Rewrite every row with each "interactable" swapped for "clickable" and nothing else changed, and omit the pictures.

» DATA SECTION:
#####
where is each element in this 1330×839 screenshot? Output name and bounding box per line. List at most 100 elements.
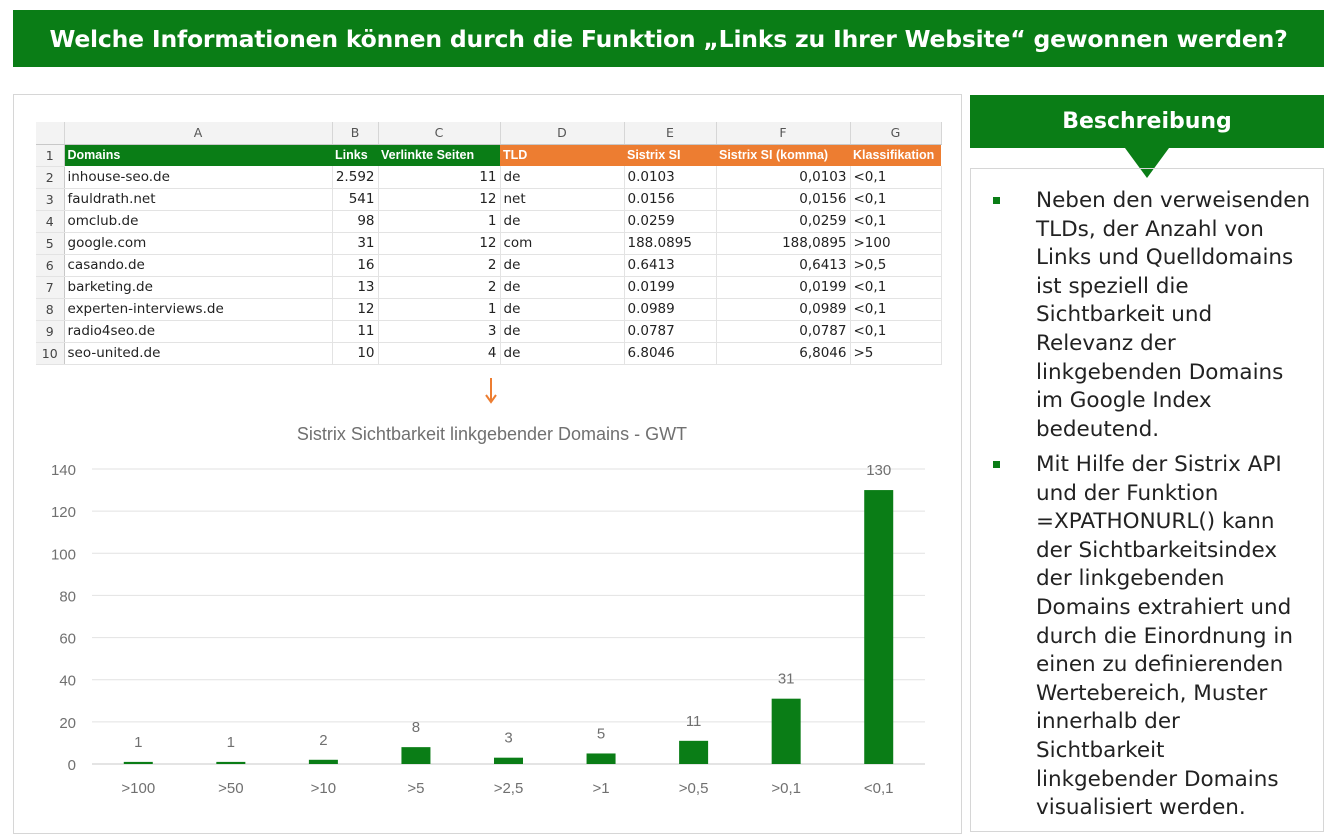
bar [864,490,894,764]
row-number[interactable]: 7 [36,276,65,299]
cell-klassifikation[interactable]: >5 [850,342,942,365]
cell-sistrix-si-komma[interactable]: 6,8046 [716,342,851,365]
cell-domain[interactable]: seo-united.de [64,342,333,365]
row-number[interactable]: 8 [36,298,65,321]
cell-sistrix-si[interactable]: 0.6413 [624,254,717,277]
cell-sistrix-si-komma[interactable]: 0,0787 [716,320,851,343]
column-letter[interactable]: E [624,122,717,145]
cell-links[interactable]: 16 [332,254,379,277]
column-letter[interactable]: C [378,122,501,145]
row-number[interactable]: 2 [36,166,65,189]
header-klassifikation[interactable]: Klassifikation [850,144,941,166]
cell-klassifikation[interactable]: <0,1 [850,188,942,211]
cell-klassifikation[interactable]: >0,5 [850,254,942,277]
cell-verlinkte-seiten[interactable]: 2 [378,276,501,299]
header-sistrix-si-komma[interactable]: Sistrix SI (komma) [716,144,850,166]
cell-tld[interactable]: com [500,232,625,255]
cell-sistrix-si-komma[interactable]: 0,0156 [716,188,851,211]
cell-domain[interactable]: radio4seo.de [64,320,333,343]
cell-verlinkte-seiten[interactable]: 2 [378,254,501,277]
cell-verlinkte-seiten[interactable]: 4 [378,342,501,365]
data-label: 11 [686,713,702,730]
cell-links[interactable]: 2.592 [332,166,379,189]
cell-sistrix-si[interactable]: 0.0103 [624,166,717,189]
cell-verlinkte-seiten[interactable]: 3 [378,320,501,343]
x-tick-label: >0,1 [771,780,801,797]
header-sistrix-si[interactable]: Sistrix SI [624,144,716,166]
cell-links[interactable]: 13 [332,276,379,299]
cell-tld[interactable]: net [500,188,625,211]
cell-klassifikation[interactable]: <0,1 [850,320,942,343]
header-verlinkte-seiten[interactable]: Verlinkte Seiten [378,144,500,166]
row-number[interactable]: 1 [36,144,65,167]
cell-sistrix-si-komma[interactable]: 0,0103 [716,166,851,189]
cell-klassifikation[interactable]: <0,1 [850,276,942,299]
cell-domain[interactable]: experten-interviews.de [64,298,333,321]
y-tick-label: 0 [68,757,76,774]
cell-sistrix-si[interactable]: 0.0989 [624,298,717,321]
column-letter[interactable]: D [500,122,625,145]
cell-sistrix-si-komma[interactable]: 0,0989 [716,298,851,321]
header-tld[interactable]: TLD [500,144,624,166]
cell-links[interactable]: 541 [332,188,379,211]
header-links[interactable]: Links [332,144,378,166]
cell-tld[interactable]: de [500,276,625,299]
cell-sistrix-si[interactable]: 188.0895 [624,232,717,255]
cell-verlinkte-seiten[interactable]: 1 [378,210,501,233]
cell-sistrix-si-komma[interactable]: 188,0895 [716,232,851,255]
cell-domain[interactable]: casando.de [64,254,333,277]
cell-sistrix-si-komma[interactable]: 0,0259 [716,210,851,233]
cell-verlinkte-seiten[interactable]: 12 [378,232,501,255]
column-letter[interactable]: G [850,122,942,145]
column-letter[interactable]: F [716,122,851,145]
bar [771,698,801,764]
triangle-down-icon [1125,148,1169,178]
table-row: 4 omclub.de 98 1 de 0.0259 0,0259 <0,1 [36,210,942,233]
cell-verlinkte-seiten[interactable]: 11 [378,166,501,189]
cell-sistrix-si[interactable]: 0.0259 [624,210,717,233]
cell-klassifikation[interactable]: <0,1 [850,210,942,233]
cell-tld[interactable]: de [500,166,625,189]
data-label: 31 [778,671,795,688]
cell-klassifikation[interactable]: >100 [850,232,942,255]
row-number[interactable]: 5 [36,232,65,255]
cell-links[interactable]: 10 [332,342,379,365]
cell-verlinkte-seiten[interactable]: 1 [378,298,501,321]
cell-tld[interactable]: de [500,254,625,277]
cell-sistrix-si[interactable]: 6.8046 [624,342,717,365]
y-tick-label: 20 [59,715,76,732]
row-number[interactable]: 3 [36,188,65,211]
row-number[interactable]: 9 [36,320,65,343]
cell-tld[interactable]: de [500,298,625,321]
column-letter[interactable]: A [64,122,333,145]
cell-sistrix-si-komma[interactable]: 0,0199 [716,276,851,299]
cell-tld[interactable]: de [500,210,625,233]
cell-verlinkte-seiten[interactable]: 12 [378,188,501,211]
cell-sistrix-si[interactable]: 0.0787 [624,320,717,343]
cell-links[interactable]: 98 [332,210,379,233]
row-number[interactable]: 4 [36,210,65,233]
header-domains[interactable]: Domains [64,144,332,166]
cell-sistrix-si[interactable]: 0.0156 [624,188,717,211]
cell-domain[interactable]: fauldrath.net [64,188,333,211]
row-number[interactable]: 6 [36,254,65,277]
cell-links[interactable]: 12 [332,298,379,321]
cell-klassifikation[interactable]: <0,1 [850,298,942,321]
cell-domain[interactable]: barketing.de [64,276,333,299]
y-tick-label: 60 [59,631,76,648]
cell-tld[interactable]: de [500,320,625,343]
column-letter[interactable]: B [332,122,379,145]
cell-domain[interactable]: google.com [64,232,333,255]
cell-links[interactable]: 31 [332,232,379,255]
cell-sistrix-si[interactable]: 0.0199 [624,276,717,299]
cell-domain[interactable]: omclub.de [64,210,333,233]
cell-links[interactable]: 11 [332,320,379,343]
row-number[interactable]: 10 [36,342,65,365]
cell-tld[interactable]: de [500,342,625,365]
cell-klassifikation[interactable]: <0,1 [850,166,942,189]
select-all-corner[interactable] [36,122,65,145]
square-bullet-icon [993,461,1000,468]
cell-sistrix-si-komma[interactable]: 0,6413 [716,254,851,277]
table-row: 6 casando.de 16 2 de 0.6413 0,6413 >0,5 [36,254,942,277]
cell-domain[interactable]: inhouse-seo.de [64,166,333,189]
#####
» ANSWER IN FULL:
where is each element in this 1330×839 screenshot? Output name and bounding box per line. List at most 100 elements.
bar [864,490,894,764]
row-number[clickable]: 7 [36,276,65,299]
cell-klassifikation[clickable]: >5 [850,342,942,365]
cell-sistrix-si-komma[clickable]: 6,8046 [716,342,851,365]
cell-domain[clickable]: seo-united.de [64,342,333,365]
row-number[clickable]: 8 [36,298,65,321]
cell-sistrix-si[clickable]: 0.6413 [624,254,717,277]
cell-sistrix-si-komma[clickable]: 0,0787 [716,320,851,343]
column-letter[clickable]: E [624,122,717,145]
cell-links[clickable]: 16 [332,254,379,277]
column-letter[clickable]: C [378,122,501,145]
row-number[clickable]: 2 [36,166,65,189]
header-klassifikation[clickable]: Klassifikation [850,144,941,166]
cell-klassifikation[clickable]: <0,1 [850,188,942,211]
cell-klassifikation[clickable]: >0,5 [850,254,942,277]
cell-verlinkte-seiten[clickable]: 2 [378,276,501,299]
header-sistrix-si-komma[clickable]: Sistrix SI (komma) [716,144,850,166]
cell-tld[clickable]: com [500,232,625,255]
cell-sistrix-si-komma[clickable]: 0,0156 [716,188,851,211]
cell-domain[clickable]: radio4seo.de [64,320,333,343]
cell-verlinkte-seiten[clickable]: 2 [378,254,501,277]
cell-verlinkte-seiten[clickable]: 4 [378,342,501,365]
data-label: 11 [686,713,702,730]
cell-links[clickable]: 2.592 [332,166,379,189]
cell-sistrix-si[clickable]: 0.0103 [624,166,717,189]
cell-verlinkte-seiten[clickable]: 3 [378,320,501,343]
x-tick-label: >0,1 [771,780,801,797]
header-sistrix-si[clickable]: Sistrix SI [624,144,716,166]
cell-links[clickable]: 13 [332,276,379,299]
cell-tld[clickable]: net [500,188,625,211]
cell-klassifikation[clickable]: <0,1 [850,320,942,343]
header-verlinkte-seiten[clickable]: Verlinkte Seiten [378,144,500,166]
row-number[clickable]: 1 [36,144,65,167]
cell-sistrix-si-komma[clickable]: 0,0103 [716,166,851,189]
cell-klassifikation[clickable]: <0,1 [850,276,942,299]
cell-domain[clickable]: experten-interviews.de [64,298,333,321]
y-tick-label: 0 [68,757,76,774]
cell-sistrix-si[clickable]: 0.0989 [624,298,717,321]
column-letter[clickable]: D [500,122,625,145]
cell-sistrix-si-komma[clickable]: 0,0989 [716,298,851,321]
header-tld[clickable]: TLD [500,144,624,166]
cell-links[clickable]: 541 [332,188,379,211]
header-links[clickable]: Links [332,144,378,166]
cell-tld[clickable]: de [500,276,625,299]
cell-sistrix-si[clickable]: 188.0895 [624,232,717,255]
cell-verlinkte-seiten[clickable]: 1 [378,210,501,233]
cell-sistrix-si-komma[clickable]: 188,0895 [716,232,851,255]
cell-domain[clickable]: casando.de [64,254,333,277]
cell-sistrix-si-komma[clickable]: 0,0259 [716,210,851,233]
cell-verlinkte-seiten[clickable]: 12 [378,232,501,255]
column-letter[clickable]: G [850,122,942,145]
column-letter[clickable]: F [716,122,851,145]
bar [771,698,801,764]
triangle-down-icon [1125,148,1169,178]
table-row: 4 omclub.de 98 1 de 0.0259 0,0259 <0,1 [36,210,942,233]
cell-verlinkte-seiten[clickable]: 11 [378,166,501,189]
cell-sistrix-si[clickable]: 0.0259 [624,210,717,233]
cell-klassifikation[clickable]: <0,1 [850,210,942,233]
cell-tld[clickable]: de [500,166,625,189]
data-label: 31 [778,671,795,688]
cell-klassifikation[clickable]: >100 [850,232,942,255]
row-number[clickable]: 5 [36,232,65,255]
cell-links[clickable]: 10 [332,342,379,365]
cell-verlinkte-seiten[clickable]: 1 [378,298,501,321]
cell-tld[clickable]: de [500,254,625,277]
cell-sistrix-si[clickable]: 6.8046 [624,342,717,365]
y-tick-label: 20 [59,715,76,732]
row-number[clickable]: 3 [36,188,65,211]
row-number[clickable]: 9 [36,320,65,343]
cell-tld[clickable]: de [500,298,625,321]
column-letter[clickable]: A [64,122,333,145]
cell-sistrix-si-komma[clickable]: 0,0199 [716,276,851,299]
cell-tld[clickable]: de [500,210,625,233]
cell-verlinkte-seiten[clickable]: 12 [378,188,501,211]
cell-sistrix-si[clickable]: 0.0787 [624,320,717,343]
cell-links[clickable]: 98 [332,210,379,233]
row-number[clickable]: 4 [36,210,65,233]
header-domains[clickable]: Domains [64,144,332,166]
cell-sistrix-si[clickable]: 0.0156 [624,188,717,211]
cell-domain[clickable]: fauldrath.net [64,188,333,211]
row-number[clickable]: 6 [36,254,65,277]
cell-links[clickable]: 12 [332,298,379,321]
cell-klassifikation[clickable]: <0,1 [850,298,942,321]
cell-domain[clickable]: barketing.de [64,276,333,299]
y-tick-label: 60 [59,631,76,648]
cell-tld[clickable]: de [500,320,625,343]
column-letter[clickable]: B [332,122,379,145]
cell-domain[clickable]: google.com [64,232,333,255]
cell-links[clickable]: 31 [332,232,379,255]
cell-sistrix-si[clickable]: 0.0199 [624,276,717,299]
cell-domain[clickable]: omclub.de [64,210,333,233]
cell-links[clickable]: 11 [332,320,379,343]
row-number[clickable]: 10 [36,342,65,365]
cell-tld[clickable]: de [500,342,625,365]
cell-klassifikation[clickable]: <0,1 [850,166,942,189]
select-all-corner[clickable] [36,122,65,145]
square-bullet-icon [993,461,1000,468]
cell-sistrix-si-komma[clickable]: 0,6413 [716,254,851,277]
table-row: 6 casando.de 16 2 de 0.6413 0,6413 >0,5 [36,254,942,277]
cell-domain[clickable]: inhouse-seo.de [64,166,333,189]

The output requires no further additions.